*** Text
Economists Weigh In On Tax Compromise
MELISSA BLOCK, host:
From NPR News, this is ALL THINGS CONSIDERED. I'm Melissa Block.
GUY RAZ, host:
And I'm Guy Raz.
If there's one thing about the proposed tax deal between the White House and congressional Republicans that is certain, it is this: the cost. At least $700 billion will be added to the deficit. The hope, of course, is that an extension of the Bush-era tax rates, a cut in payroll taxes and other incentives for business will spur growth.
So why are economists divided over the potential benefits of the deal?
Well, joining us for the answer are two economists. Harvard professor Greg Mankiw is in Cambridge. He was President George W. Bush's top economic adviser. Also with us is Simon Johnson, a professor at MIT and the former chief economist at the IMF. He's also in Cambridge.
Professor SIMON JOHNSON (Ronald A. Kurtz Professor of Entrepreneurship, MIT Sloan School of Management): Nice meeting you.
Professor GREG MANKIW (Economics, Harvard University): Nice to be with you.
RAZ: Greg Mankiw, first to you. What do you expect the short-term economic impact to be if this deal gets through Congress?
Prof. MANKIW: Well, I think what the main impact of the deal is that it's preventing a very large tax increase that was put into current law 10 years ago. And by preventing that, it's basically preventing the slowdown that would have occurred if that tax increase had gone into effect.
But I think it also have a positive effect because quite a few things in there not only continued current law but actually cut some taxes in addition - such as the payroll tax cut, the expensing for investment by businesses. And so that'll provide a little bit more stimulus to the economy.
RAZ: So you expect to see the economy grow next year?
Prof. MANKIW: I do. I don't think it's going to grow gangbusters. I think the aftermath of financial crisis tends to see slow growth and slow recoveries. And I think that's what we've been seeing and we probably will continue to see. But I expect growth to be positive, and I hope positive enough to get the unemployment rate down a little bit.
RAZ: Simon Johnson, you wrote in The New York Times today that the deal is irresponsible. But do you not agree with Greg Mankiw that at least in the short term it will spur economic growth?
******
*** Given material
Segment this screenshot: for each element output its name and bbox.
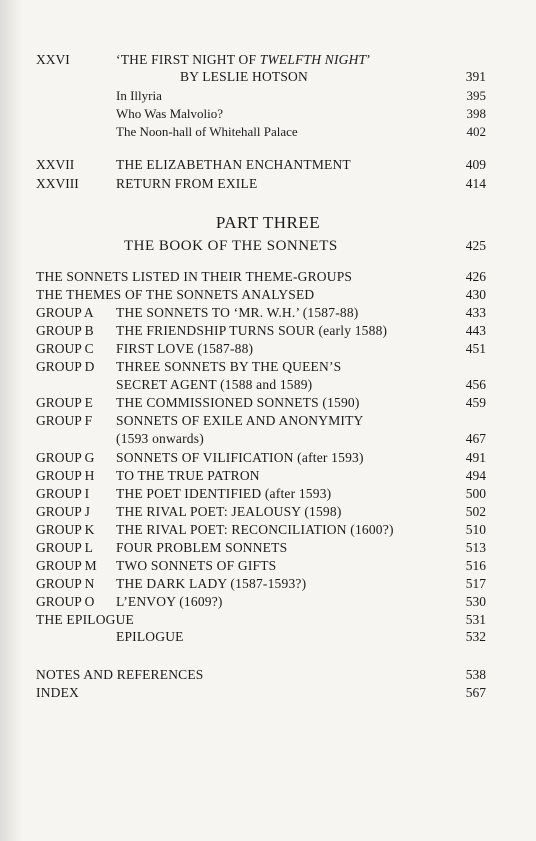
******
> [Task brief]: Transcribe the stretch of the tax deal transcript from "Economists Weigh In" through "of the deal?".

> [Expected answer]:
Economists Weigh In On Tax Compromise
MELISSA BLOCK, host:
From NPR News, this is ALL THINGS CONSIDERED. I'm Melissa Block.
GUY RAZ, host:
And I'm Guy Raz.
If there's one thing about the proposed tax deal between the White House and congressional Republicans that is certain, it is this: the cost. At least $700 billion will be added to the deficit. The hope, of course, is that an extension of the Bush-era tax rates, a cut in payroll taxes and other incentives for business will spur growth.
So why are economists divided over the potential benefits of the deal?